>>>

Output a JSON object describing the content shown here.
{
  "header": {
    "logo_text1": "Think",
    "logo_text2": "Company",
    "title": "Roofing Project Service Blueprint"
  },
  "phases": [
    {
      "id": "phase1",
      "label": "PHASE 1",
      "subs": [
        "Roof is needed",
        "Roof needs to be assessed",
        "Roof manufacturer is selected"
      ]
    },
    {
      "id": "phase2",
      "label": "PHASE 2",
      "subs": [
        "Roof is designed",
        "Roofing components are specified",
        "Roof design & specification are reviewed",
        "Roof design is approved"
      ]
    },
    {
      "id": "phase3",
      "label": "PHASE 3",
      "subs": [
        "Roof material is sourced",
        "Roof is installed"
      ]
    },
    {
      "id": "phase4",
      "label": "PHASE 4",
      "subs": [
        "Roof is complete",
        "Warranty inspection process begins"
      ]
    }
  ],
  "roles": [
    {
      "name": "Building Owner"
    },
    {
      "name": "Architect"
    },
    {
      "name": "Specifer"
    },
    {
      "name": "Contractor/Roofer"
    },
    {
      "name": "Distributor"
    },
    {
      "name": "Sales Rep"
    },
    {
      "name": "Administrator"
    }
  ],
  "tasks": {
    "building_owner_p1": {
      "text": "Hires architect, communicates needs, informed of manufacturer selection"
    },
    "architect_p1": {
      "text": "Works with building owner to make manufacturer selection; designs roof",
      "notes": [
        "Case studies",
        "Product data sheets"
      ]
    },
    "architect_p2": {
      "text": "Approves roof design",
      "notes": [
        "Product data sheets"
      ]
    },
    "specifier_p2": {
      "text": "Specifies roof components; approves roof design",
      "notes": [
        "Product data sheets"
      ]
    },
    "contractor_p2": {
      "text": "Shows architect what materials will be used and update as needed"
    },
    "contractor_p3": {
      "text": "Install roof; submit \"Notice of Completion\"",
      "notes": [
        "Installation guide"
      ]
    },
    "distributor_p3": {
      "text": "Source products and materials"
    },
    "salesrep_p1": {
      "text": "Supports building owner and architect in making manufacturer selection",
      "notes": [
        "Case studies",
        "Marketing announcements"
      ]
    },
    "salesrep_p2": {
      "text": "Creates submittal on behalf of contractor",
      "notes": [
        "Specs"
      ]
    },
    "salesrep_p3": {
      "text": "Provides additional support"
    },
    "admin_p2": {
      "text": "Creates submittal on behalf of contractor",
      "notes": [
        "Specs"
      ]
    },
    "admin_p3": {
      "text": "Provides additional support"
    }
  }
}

<<<

Work instructions. From the material above, copy each line that includes the word "components".

In response.
        "Roofing components are specified",
      "text": "Specifies roof components; approves roof design",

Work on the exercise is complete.